**Directions:**
Each line below that contains "older" counts once; report the total and nothing more.

**Given records:**
....

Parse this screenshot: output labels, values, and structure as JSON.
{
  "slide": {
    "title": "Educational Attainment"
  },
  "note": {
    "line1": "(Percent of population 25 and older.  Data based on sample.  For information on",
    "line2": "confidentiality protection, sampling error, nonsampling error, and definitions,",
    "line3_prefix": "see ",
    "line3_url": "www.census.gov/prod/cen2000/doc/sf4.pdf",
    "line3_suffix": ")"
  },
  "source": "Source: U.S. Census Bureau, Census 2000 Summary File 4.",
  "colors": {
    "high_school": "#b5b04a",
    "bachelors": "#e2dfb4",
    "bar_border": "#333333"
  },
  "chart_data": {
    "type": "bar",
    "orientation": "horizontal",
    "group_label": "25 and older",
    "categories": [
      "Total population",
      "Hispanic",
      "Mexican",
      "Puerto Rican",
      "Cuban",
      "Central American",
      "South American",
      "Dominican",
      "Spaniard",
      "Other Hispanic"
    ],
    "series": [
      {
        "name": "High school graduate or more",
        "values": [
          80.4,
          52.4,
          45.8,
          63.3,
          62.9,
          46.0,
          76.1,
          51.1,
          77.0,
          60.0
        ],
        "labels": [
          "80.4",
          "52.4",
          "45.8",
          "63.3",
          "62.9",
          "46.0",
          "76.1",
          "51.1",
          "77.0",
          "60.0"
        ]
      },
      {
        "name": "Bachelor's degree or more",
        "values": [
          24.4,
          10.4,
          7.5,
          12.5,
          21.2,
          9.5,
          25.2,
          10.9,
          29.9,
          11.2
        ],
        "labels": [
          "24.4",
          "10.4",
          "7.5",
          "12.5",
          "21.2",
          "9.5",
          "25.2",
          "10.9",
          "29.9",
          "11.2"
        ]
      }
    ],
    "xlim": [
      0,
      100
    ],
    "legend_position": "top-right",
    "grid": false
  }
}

....

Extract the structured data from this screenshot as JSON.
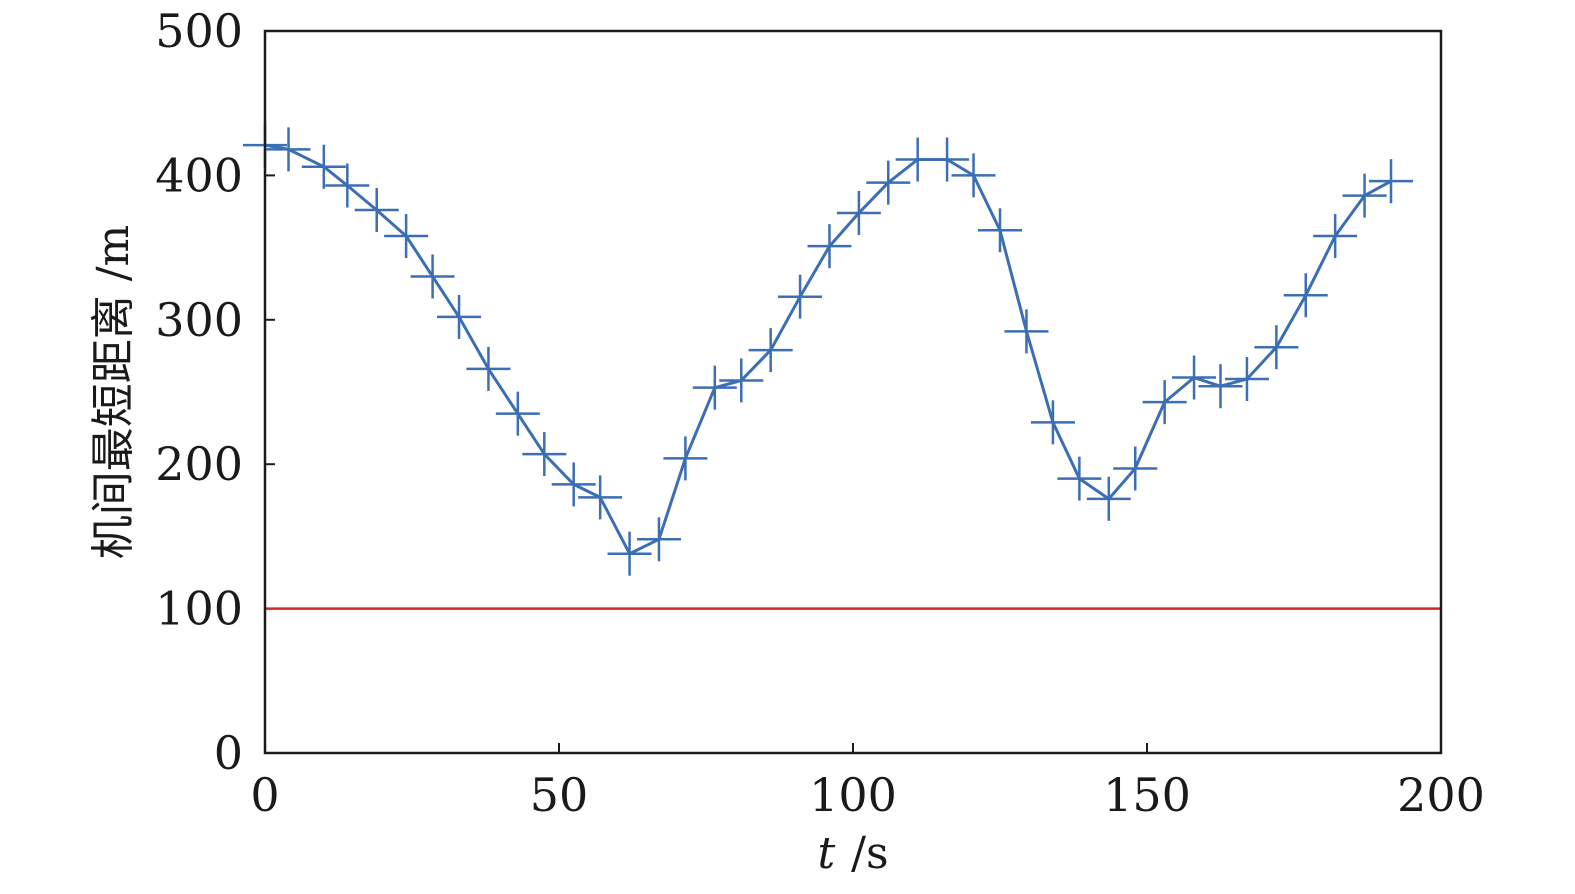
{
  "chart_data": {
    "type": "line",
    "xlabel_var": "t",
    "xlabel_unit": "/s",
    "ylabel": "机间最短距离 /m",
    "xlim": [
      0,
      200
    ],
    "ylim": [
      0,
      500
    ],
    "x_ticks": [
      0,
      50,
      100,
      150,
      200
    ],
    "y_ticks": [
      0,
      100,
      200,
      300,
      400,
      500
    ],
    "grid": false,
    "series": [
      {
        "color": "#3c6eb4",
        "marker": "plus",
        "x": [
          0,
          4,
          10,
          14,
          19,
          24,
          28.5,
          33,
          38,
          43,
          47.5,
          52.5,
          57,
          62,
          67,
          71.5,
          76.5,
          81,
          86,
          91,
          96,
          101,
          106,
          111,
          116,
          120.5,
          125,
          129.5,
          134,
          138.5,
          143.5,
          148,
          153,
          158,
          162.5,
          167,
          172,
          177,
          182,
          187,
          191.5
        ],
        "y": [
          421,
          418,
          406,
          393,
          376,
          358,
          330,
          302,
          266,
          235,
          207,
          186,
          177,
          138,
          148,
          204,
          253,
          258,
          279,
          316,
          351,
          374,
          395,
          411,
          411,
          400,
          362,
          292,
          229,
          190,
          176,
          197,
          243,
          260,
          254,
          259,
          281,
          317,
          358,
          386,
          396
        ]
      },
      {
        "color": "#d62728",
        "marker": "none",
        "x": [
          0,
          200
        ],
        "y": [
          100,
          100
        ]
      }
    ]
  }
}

....

**Answer to this problem:**
2